### ENTRIES
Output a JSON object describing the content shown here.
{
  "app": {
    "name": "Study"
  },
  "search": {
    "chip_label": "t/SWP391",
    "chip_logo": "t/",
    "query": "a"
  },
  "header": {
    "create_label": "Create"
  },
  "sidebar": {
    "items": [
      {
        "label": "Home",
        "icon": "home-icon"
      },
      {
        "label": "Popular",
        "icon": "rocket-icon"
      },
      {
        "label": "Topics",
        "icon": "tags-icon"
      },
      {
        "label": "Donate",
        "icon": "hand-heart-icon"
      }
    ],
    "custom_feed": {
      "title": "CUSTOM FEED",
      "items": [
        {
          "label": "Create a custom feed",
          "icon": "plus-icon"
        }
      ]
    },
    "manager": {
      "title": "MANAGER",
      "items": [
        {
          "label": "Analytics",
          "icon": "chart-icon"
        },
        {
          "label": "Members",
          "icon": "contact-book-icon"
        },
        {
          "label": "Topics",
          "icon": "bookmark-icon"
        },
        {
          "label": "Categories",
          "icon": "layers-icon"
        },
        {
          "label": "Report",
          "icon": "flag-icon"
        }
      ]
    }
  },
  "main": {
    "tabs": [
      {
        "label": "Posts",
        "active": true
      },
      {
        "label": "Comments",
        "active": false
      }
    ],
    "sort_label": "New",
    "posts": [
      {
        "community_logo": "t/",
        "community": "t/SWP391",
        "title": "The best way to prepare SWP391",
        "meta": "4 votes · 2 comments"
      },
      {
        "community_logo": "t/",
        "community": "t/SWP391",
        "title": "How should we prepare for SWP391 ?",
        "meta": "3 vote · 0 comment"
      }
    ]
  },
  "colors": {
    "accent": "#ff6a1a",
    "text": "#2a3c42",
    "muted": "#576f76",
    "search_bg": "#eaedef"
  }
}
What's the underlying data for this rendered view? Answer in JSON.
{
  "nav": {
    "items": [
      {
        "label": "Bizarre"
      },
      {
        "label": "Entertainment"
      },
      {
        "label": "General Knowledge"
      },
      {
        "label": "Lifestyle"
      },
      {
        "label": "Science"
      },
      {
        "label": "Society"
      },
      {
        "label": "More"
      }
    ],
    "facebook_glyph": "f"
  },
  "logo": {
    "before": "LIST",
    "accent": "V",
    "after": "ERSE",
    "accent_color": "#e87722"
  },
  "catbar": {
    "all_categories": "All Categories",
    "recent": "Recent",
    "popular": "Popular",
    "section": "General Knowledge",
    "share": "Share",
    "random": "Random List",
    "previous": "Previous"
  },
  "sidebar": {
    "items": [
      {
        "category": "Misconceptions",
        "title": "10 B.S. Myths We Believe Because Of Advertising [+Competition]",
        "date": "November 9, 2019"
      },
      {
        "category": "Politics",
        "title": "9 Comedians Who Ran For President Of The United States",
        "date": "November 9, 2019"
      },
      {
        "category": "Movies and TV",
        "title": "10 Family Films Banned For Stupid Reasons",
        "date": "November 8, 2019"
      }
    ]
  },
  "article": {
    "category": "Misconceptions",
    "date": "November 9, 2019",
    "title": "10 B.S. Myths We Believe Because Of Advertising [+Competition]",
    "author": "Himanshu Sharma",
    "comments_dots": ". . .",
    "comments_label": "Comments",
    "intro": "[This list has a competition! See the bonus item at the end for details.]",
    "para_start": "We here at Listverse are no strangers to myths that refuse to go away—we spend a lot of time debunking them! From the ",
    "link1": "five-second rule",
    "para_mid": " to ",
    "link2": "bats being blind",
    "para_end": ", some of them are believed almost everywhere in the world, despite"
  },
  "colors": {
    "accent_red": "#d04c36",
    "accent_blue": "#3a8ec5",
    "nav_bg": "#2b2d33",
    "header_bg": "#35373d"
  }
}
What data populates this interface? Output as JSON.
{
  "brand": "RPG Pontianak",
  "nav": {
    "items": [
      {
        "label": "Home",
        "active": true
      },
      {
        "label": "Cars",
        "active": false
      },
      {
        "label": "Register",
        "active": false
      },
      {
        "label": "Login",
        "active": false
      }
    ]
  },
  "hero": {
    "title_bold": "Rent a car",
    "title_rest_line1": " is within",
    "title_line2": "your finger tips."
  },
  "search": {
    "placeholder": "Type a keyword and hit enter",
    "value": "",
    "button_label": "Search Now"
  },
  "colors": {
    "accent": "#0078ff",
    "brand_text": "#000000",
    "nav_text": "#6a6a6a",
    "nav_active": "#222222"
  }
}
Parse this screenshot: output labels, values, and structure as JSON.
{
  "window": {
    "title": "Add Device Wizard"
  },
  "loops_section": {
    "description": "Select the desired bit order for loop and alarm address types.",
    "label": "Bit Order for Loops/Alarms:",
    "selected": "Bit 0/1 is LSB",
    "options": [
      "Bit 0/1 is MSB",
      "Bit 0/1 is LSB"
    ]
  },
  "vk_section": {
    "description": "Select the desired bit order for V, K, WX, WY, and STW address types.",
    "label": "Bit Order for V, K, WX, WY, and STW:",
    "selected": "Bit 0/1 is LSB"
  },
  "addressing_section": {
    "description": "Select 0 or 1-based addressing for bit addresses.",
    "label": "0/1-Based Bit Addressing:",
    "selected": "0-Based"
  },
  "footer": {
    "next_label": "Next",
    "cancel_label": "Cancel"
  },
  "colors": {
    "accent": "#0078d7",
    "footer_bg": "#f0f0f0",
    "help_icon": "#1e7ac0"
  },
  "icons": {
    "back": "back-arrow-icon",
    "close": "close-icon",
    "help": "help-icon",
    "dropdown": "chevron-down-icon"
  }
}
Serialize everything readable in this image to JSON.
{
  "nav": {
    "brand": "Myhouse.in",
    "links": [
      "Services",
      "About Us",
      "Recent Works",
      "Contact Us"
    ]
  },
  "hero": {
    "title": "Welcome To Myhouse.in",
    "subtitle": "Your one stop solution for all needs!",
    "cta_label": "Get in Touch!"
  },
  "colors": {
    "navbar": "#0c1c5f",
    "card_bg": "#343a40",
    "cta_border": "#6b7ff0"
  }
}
######
[TASK GOAL] Copy out every entry again, exactly as it was given.

[RESPONSE TO THIS TASK]
Output a JSON object describing the content shown here.
{
  "app": {
    "name": "Study"
  },
  "search": {
    "chip_label": "t/SWP391",
    "chip_logo": "t/",
    "query": "a"
  },
  "header": {
    "create_label": "Create"
  },
  "sidebar": {
    "items": [
      {
        "label": "Home",
        "icon": "home-icon"
      },
      {
        "label": "Popular",
        "icon": "rocket-icon"
      },
      {
        "label": "Topics",
        "icon": "tags-icon"
      },
      {
        "label": "Donate",
        "icon": "hand-heart-icon"
      }
    ],
    "custom_feed": {
      "title": "CUSTOM FEED",
      "items": [
        {
          "label": "Create a custom feed",
          "icon": "plus-icon"
        }
      ]
    },
    "manager": {
      "title": "MANAGER",
      "items": [
        {
          "label": "Analytics",
          "icon": "chart-icon"
        },
        {
          "label": "Members",
          "icon": "contact-book-icon"
        },
        {
          "label": "Topics",
          "icon": "bookmark-icon"
        },
        {
          "label": "Categories",
          "icon": "layers-icon"
        },
        {
          "label": "Report",
          "icon": "flag-icon"
        }
      ]
    }
  },
  "main": {
    "tabs": [
      {
        "label": "Posts",
        "active": true
      },
      {
        "label": "Comments",
        "active": false
      }
    ],
    "sort_label": "New",
    "posts": [
      {
        "community_logo": "t/",
        "community": "t/SWP391",
        "title": "The best way to prepare SWP391",
        "meta": "4 votes · 2 comments"
      },
      {
        "community_logo": "t/",
        "community": "t/SWP391",
        "title": "How should we prepare for SWP391 ?",
        "meta": "3 vote · 0 comment"
      }
    ]
  },
  "colors": {
    "accent": "#ff6a1a",
    "text": "#2a3c42",
    "muted": "#576f76",
    "search_bg": "#eaedef"
  }
}
What's the underlying data for this rendered view? Answer in JSON.
{
  "nav": {
    "items": [
      {
        "label": "Bizarre"
      },
      {
        "label": "Entertainment"
      },
      {
        "label": "General Knowledge"
      },
      {
        "label": "Lifestyle"
      },
      {
        "label": "Science"
      },
      {
        "label": "Society"
      },
      {
        "label": "More"
      }
    ],
    "facebook_glyph": "f"
  },
  "logo": {
    "before": "LIST",
    "accent": "V",
    "after": "ERSE",
    "accent_color": "#e87722"
  },
  "catbar": {
    "all_categories": "All Categories",
    "recent": "Recent",
    "popular": "Popular",
    "section": "General Knowledge",
    "share": "Share",
    "random": "Random List",
    "previous": "Previous"
  },
  "sidebar": {
    "items": [
      {
        "category": "Misconceptions",
        "title": "10 B.S. Myths We Believe Because Of Advertising [+Competition]",
        "date": "November 9, 2019"
      },
      {
        "category": "Politics",
        "title": "9 Comedians Who Ran For President Of The United States",
        "date": "November 9, 2019"
      },
      {
        "category": "Movies and TV",
        "title": "10 Family Films Banned For Stupid Reasons",
        "date": "November 8, 2019"
      }
    ]
  },
  "article": {
    "category": "Misconceptions",
    "date": "November 9, 2019",
    "title": "10 B.S. Myths We Believe Because Of Advertising [+Competition]",
    "author": "Himanshu Sharma",
    "comments_dots": ". . .",
    "comments_label": "Comments",
    "intro": "[This list has a competition! See the bonus item at the end for details.]",
    "para_start": "We here at Listverse are no strangers to myths that refuse to go away—we spend a lot of time debunking them! From the ",
    "link1": "five-second rule",
    "para_mid": " to ",
    "link2": "bats being blind",
    "para_end": ", some of them are believed almost everywhere in the world, despite"
  },
  "colors": {
    "accent_red": "#d04c36",
    "accent_blue": "#3a8ec5",
    "nav_bg": "#2b2d33",
    "header_bg": "#35373d"
  }
}
What data populates this interface? Output as JSON.
{
  "brand": "RPG Pontianak",
  "nav": {
    "items": [
      {
        "label": "Home",
        "active": true
      },
      {
        "label": "Cars",
        "active": false
      },
      {
        "label": "Register",
        "active": false
      },
      {
        "label": "Login",
        "active": false
      }
    ]
  },
  "hero": {
    "title_bold": "Rent a car",
    "title_rest_line1": " is within",
    "title_line2": "your finger tips."
  },
  "search": {
    "placeholder": "Type a keyword and hit enter",
    "value": "",
    "button_label": "Search Now"
  },
  "colors": {
    "accent": "#0078ff",
    "brand_text": "#000000",
    "nav_text": "#6a6a6a",
    "nav_active": "#222222"
  }
}
Parse this screenshot: output labels, values, and structure as JSON.
{
  "window": {
    "title": "Add Device Wizard"
  },
  "loops_section": {
    "description": "Select the desired bit order for loop and alarm address types.",
    "label": "Bit Order for Loops/Alarms:",
    "selected": "Bit 0/1 is LSB",
    "options": [
      "Bit 0/1 is MSB",
      "Bit 0/1 is LSB"
    ]
  },
  "vk_section": {
    "description": "Select the desired bit order for V, K, WX, WY, and STW address types.",
    "label": "Bit Order for V, K, WX, WY, and STW:",
    "selected": "Bit 0/1 is LSB"
  },
  "addressing_section": {
    "description": "Select 0 or 1-based addressing for bit addresses.",
    "label": "0/1-Based Bit Addressing:",
    "selected": "0-Based"
  },
  "footer": {
    "next_label": "Next",
    "cancel_label": "Cancel"
  },
  "colors": {
    "accent": "#0078d7",
    "footer_bg": "#f0f0f0",
    "help_icon": "#1e7ac0"
  },
  "icons": {
    "back": "back-arrow-icon",
    "close": "close-icon",
    "help": "help-icon",
    "dropdown": "chevron-down-icon"
  }
}
Serialize everything readable in this image to JSON.
{
  "nav": {
    "brand": "Myhouse.in",
    "links": [
      "Services",
      "About Us",
      "Recent Works",
      "Contact Us"
    ]
  },
  "hero": {
    "title": "Welcome To Myhouse.in",
    "subtitle": "Your one stop solution for all needs!",
    "cta_label": "Get in Touch!"
  },
  "colors": {
    "navbar": "#0c1c5f",
    "card_bg": "#343a40",
    "cta_border": "#6b7ff0"
  }
}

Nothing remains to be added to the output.